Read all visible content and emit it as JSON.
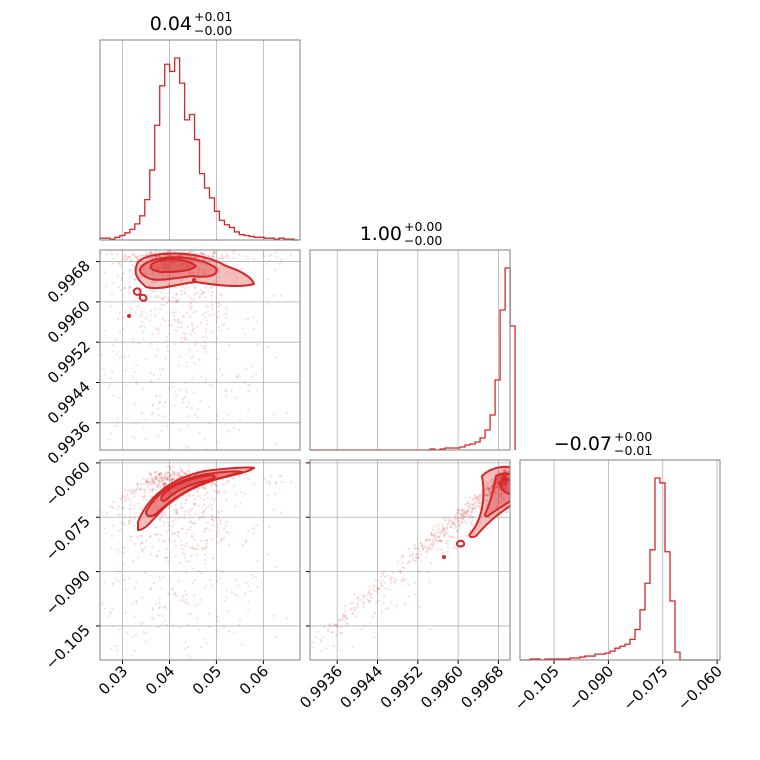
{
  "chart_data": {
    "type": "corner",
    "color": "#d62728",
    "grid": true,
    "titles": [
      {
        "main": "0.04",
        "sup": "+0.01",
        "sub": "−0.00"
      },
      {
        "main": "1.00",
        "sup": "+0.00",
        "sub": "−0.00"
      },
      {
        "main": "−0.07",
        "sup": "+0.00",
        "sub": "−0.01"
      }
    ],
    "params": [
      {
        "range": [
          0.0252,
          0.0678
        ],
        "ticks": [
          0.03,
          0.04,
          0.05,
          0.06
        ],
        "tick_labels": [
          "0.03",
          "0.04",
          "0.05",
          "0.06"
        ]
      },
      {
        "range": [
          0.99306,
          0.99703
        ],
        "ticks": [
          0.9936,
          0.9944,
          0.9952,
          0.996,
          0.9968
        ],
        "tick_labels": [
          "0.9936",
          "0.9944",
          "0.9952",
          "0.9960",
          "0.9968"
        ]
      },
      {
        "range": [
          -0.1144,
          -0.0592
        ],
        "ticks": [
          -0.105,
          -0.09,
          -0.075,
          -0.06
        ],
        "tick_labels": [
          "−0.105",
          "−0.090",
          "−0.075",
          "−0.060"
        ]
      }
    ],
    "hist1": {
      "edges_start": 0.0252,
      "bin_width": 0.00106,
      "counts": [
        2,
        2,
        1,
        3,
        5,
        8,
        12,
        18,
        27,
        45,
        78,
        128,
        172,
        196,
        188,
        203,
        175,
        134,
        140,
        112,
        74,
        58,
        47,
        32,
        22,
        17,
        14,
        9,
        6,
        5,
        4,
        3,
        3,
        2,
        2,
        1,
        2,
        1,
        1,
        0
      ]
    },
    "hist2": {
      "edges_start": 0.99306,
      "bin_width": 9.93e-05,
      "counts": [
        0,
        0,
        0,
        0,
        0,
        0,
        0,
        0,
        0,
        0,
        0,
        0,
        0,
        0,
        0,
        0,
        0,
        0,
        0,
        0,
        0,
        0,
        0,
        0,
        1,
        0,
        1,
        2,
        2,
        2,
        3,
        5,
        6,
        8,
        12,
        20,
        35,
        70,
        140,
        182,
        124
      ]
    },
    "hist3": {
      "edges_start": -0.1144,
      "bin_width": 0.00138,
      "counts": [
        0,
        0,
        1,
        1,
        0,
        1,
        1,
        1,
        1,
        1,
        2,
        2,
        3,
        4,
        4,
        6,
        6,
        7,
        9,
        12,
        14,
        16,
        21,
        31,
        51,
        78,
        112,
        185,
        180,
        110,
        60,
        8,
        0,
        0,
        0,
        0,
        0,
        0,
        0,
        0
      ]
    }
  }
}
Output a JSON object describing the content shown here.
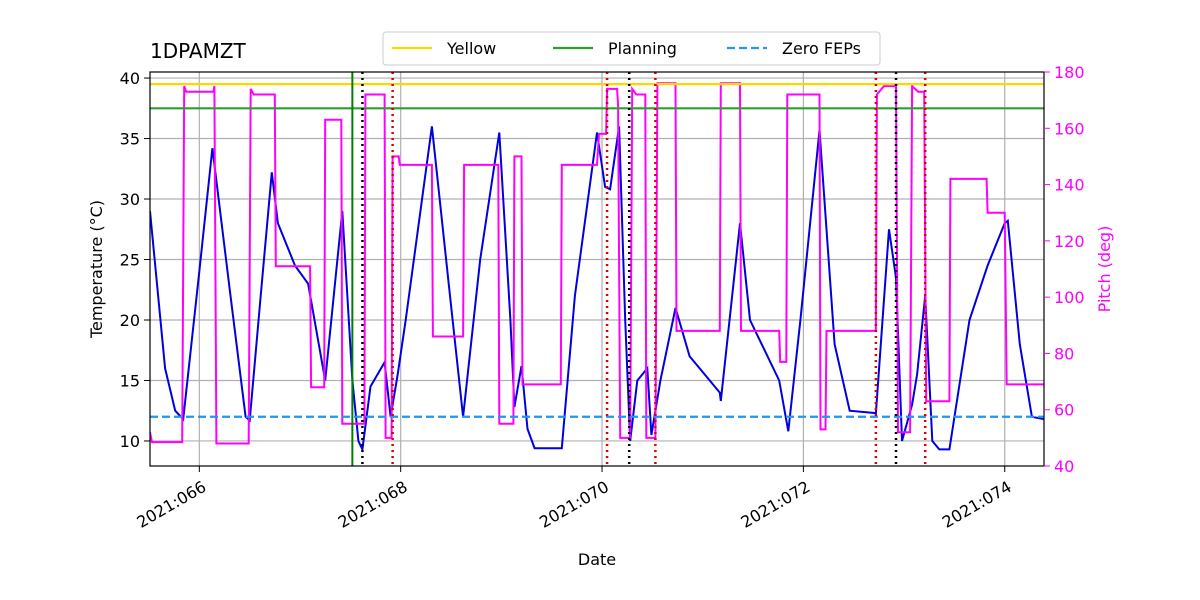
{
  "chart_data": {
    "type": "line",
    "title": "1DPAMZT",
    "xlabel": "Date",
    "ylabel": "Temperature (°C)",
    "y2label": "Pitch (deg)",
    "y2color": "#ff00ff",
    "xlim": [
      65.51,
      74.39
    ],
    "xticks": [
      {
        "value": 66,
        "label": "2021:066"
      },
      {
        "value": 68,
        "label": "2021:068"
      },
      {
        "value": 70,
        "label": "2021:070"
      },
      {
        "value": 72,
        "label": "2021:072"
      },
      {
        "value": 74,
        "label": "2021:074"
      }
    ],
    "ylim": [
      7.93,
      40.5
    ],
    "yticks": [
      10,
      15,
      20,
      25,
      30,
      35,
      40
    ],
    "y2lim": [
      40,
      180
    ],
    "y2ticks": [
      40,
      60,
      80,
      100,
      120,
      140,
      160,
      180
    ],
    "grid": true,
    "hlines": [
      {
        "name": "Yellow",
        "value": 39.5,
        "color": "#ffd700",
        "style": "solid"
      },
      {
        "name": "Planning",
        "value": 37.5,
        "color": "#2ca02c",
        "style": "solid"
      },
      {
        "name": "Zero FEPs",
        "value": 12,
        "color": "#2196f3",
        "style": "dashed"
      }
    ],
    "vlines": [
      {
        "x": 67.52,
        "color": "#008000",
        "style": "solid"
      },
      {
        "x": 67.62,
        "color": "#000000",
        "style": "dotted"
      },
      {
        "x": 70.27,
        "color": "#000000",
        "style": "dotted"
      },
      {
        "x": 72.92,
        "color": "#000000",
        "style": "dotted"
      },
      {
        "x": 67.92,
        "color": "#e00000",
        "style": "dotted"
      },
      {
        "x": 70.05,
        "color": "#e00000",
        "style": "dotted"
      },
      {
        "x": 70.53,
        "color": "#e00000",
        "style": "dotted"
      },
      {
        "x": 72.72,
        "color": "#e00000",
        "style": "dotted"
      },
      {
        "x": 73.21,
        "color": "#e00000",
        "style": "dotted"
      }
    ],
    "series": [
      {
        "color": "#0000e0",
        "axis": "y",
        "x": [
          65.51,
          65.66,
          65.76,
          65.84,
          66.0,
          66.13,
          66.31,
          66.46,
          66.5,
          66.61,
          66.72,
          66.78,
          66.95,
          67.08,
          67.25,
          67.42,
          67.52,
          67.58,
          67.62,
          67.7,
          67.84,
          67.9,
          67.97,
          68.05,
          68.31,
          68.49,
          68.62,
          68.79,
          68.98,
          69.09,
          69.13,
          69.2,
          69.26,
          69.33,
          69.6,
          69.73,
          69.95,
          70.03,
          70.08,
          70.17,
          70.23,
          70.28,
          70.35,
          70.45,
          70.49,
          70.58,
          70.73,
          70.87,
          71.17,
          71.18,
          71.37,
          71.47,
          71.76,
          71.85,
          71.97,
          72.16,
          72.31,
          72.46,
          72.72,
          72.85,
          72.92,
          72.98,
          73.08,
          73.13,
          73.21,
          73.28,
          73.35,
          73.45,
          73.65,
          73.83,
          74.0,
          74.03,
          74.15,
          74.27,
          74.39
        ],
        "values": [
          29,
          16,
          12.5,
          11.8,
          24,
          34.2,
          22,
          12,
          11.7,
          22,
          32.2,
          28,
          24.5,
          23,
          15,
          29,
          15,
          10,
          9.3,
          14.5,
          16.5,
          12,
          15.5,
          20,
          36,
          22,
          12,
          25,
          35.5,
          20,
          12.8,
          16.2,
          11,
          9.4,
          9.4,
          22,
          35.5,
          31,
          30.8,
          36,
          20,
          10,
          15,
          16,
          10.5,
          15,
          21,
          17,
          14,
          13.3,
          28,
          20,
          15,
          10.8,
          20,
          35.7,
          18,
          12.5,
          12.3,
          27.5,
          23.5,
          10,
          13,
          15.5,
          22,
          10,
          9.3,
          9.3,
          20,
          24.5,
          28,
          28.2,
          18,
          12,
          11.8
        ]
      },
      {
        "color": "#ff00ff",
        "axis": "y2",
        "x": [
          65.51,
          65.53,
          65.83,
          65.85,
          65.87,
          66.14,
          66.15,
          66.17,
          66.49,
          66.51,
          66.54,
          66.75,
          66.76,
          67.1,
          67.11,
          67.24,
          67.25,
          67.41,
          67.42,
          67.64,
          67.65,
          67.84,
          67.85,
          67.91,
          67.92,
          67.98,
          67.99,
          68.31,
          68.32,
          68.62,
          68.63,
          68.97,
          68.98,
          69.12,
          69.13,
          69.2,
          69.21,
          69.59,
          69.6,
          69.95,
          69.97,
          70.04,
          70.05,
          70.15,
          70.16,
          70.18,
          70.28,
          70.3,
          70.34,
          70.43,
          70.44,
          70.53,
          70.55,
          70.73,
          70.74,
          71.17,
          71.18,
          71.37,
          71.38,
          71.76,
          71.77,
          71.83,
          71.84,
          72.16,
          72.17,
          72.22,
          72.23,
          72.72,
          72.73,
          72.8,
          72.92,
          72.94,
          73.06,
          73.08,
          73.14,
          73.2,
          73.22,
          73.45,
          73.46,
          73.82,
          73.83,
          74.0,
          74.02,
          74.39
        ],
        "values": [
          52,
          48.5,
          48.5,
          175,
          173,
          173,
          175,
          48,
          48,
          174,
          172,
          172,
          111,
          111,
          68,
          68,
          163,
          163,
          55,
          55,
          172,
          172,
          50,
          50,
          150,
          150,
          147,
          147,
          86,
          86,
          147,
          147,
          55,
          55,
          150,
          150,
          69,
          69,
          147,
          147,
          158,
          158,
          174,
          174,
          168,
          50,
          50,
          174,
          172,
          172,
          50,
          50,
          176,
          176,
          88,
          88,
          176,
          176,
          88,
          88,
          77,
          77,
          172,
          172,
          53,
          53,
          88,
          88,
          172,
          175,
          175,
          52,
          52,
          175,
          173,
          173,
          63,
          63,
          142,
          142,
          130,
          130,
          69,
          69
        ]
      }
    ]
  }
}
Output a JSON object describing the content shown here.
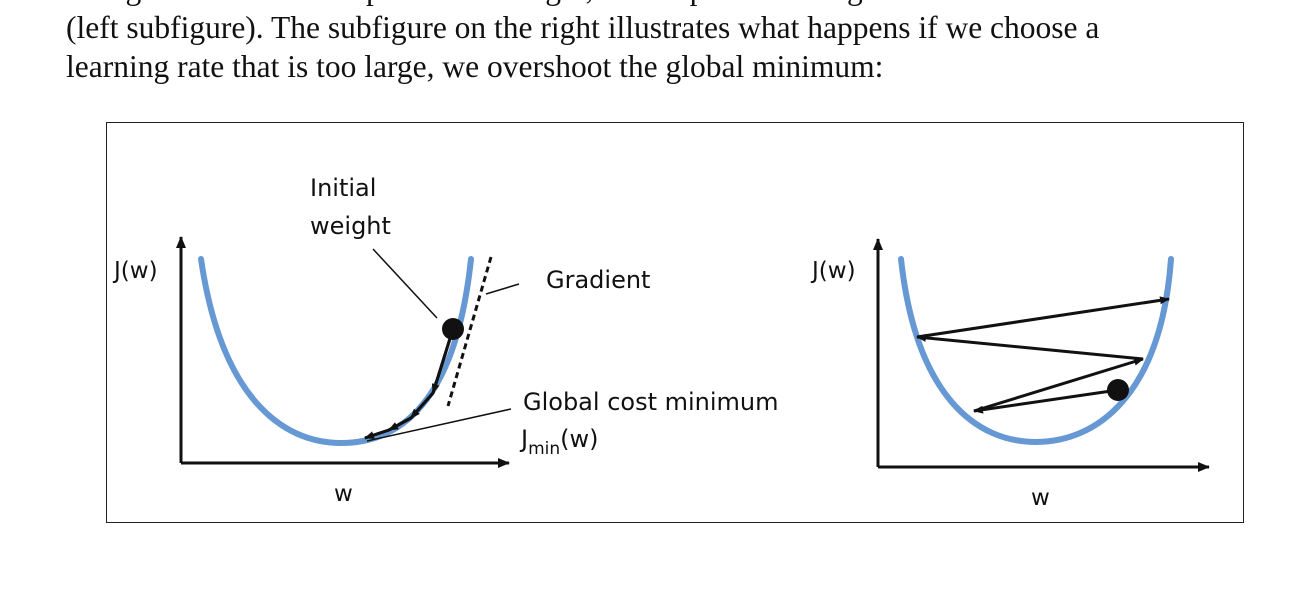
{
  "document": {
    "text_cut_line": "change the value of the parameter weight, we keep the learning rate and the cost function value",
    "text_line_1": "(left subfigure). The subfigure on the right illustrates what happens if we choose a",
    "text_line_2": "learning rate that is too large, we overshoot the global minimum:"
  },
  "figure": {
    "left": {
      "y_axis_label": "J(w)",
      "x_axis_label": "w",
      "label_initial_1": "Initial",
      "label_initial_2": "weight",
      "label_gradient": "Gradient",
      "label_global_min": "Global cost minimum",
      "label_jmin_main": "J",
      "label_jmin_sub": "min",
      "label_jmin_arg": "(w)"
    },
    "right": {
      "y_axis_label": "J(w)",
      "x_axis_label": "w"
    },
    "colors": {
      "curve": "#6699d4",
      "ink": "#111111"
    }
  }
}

**EXERCISE GOAL:** Out of the records, collect only those lines that contain the string "weight".

**ANSWER IN FULL:**
    "text_cut_line": "change the value of the parameter weight, we keep the learning rate and the cost function value",
      "label_initial_2": "weight",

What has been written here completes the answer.